• Information given:
────────
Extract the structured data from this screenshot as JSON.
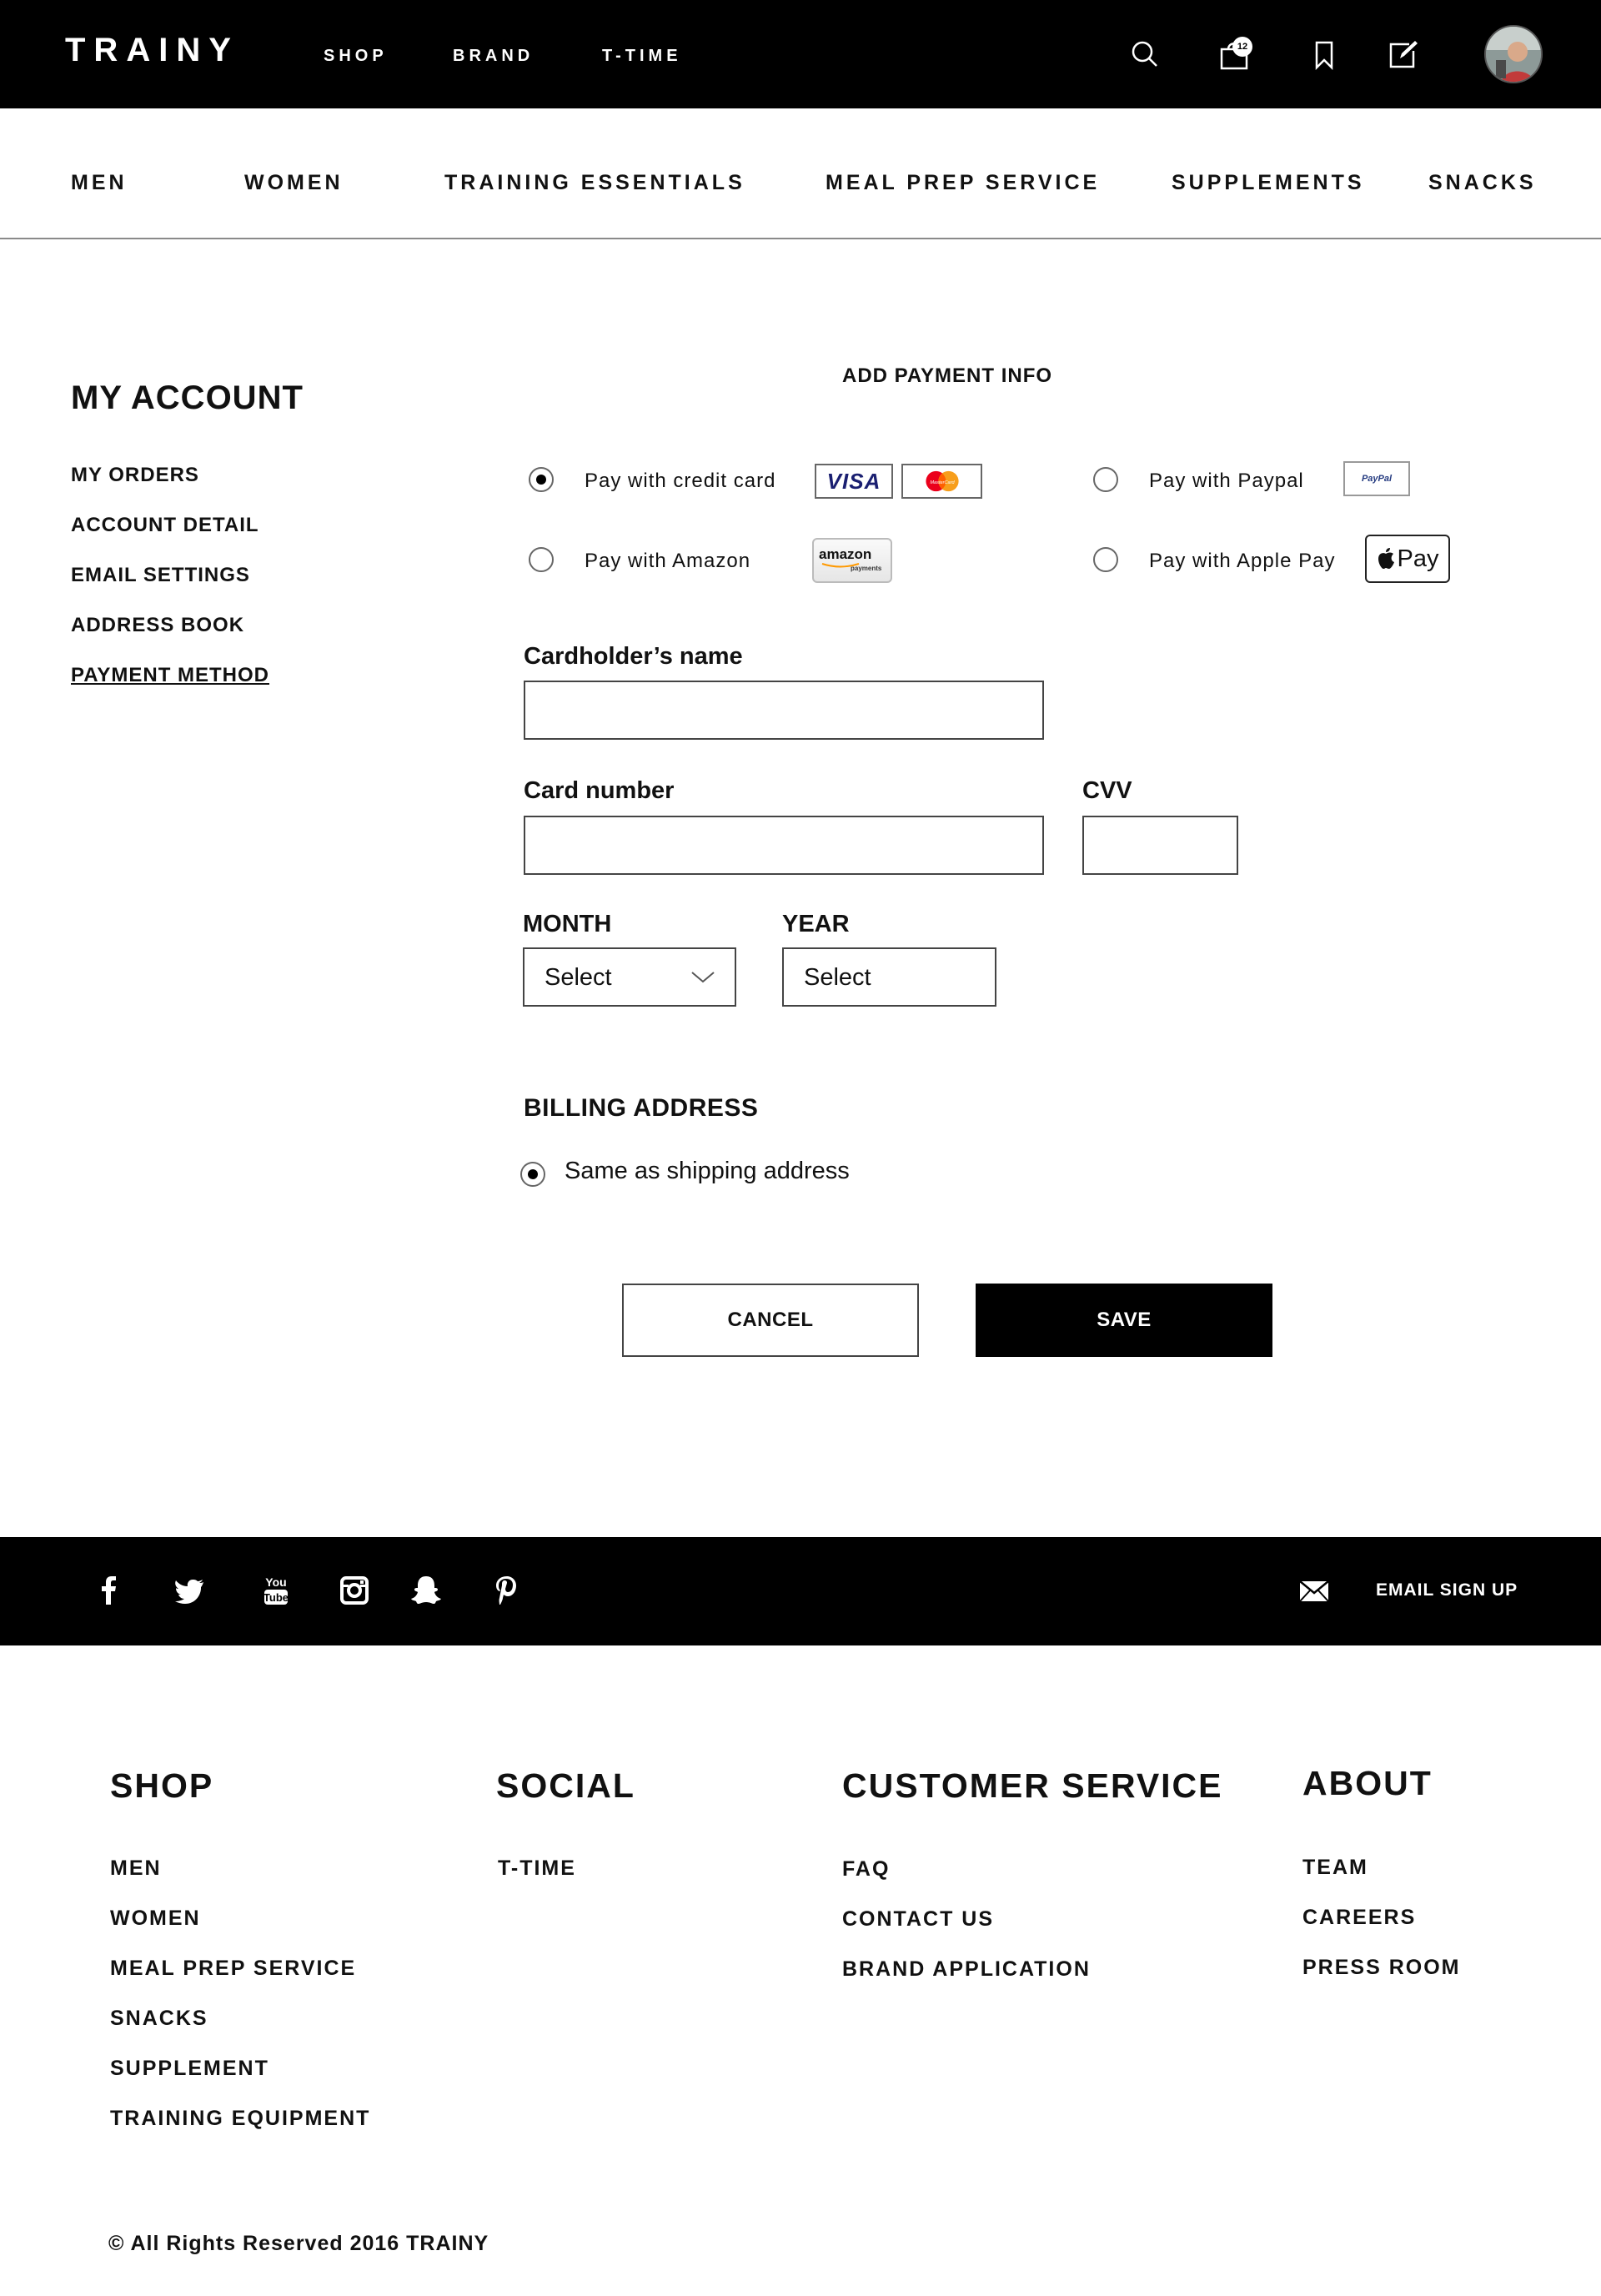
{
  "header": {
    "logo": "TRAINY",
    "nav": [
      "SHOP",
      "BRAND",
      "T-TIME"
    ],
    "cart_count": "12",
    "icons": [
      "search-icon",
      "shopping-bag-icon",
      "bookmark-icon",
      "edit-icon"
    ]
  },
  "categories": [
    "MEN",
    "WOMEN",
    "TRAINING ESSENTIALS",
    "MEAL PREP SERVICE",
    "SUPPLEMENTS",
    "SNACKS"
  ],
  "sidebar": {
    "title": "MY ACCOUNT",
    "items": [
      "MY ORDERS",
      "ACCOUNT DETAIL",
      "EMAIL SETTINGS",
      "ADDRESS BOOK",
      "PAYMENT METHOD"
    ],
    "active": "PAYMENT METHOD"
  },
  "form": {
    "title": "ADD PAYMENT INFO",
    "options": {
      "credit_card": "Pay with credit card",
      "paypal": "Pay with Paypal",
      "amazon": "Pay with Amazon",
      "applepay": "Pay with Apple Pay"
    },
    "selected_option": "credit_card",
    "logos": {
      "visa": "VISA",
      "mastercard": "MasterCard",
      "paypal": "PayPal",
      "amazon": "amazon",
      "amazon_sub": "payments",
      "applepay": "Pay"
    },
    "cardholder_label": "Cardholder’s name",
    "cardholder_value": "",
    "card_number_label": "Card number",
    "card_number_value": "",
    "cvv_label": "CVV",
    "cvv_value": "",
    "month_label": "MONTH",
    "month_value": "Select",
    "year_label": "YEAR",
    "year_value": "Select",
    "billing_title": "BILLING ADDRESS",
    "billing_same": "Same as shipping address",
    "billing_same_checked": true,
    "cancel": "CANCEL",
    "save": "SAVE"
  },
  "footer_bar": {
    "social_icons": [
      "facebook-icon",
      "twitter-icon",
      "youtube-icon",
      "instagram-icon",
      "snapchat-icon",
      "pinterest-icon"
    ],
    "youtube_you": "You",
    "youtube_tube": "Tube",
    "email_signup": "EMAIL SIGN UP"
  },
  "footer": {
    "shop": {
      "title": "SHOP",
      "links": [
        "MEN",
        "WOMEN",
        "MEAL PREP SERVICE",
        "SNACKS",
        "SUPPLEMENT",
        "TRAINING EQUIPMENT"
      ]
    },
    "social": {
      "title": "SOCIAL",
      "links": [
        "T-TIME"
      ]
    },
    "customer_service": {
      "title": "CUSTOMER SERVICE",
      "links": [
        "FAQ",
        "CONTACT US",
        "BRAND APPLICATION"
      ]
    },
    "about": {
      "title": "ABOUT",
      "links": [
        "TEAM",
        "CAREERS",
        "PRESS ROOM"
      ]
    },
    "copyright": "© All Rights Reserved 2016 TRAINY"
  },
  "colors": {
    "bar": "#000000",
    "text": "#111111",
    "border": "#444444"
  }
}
────────
• What needs to be done: Write the listing above out again exactly, dropping each image.

• Answer below:
Extract the structured data from this screenshot as JSON.
{
  "header": {
    "logo": "TRAINY",
    "nav": [
      "SHOP",
      "BRAND",
      "T-TIME"
    ],
    "cart_count": "12",
    "icons": [
      "search-icon",
      "shopping-bag-icon",
      "bookmark-icon",
      "edit-icon"
    ]
  },
  "categories": [
    "MEN",
    "WOMEN",
    "TRAINING ESSENTIALS",
    "MEAL PREP SERVICE",
    "SUPPLEMENTS",
    "SNACKS"
  ],
  "sidebar": {
    "title": "MY ACCOUNT",
    "items": [
      "MY ORDERS",
      "ACCOUNT DETAIL",
      "EMAIL SETTINGS",
      "ADDRESS BOOK",
      "PAYMENT METHOD"
    ],
    "active": "PAYMENT METHOD"
  },
  "form": {
    "title": "ADD PAYMENT INFO",
    "options": {
      "credit_card": "Pay with credit card",
      "paypal": "Pay with Paypal",
      "amazon": "Pay with Amazon",
      "applepay": "Pay with Apple Pay"
    },
    "selected_option": "credit_card",
    "logos": {
      "visa": "VISA",
      "mastercard": "MasterCard",
      "paypal": "PayPal",
      "amazon": "amazon",
      "amazon_sub": "payments",
      "applepay": "Pay"
    },
    "cardholder_label": "Cardholder’s name",
    "cardholder_value": "",
    "card_number_label": "Card number",
    "card_number_value": "",
    "cvv_label": "CVV",
    "cvv_value": "",
    "month_label": "MONTH",
    "month_value": "Select",
    "year_label": "YEAR",
    "year_value": "Select",
    "billing_title": "BILLING ADDRESS",
    "billing_same": "Same as shipping address",
    "billing_same_checked": true,
    "cancel": "CANCEL",
    "save": "SAVE"
  },
  "footer_bar": {
    "social_icons": [
      "facebook-icon",
      "twitter-icon",
      "youtube-icon",
      "instagram-icon",
      "snapchat-icon",
      "pinterest-icon"
    ],
    "youtube_you": "You",
    "youtube_tube": "Tube",
    "email_signup": "EMAIL SIGN UP"
  },
  "footer": {
    "shop": {
      "title": "SHOP",
      "links": [
        "MEN",
        "WOMEN",
        "MEAL PREP SERVICE",
        "SNACKS",
        "SUPPLEMENT",
        "TRAINING EQUIPMENT"
      ]
    },
    "social": {
      "title": "SOCIAL",
      "links": [
        "T-TIME"
      ]
    },
    "customer_service": {
      "title": "CUSTOMER SERVICE",
      "links": [
        "FAQ",
        "CONTACT US",
        "BRAND APPLICATION"
      ]
    },
    "about": {
      "title": "ABOUT",
      "links": [
        "TEAM",
        "CAREERS",
        "PRESS ROOM"
      ]
    },
    "copyright": "© All Rights Reserved 2016 TRAINY"
  },
  "colors": {
    "bar": "#000000",
    "text": "#111111",
    "border": "#444444"
  }
}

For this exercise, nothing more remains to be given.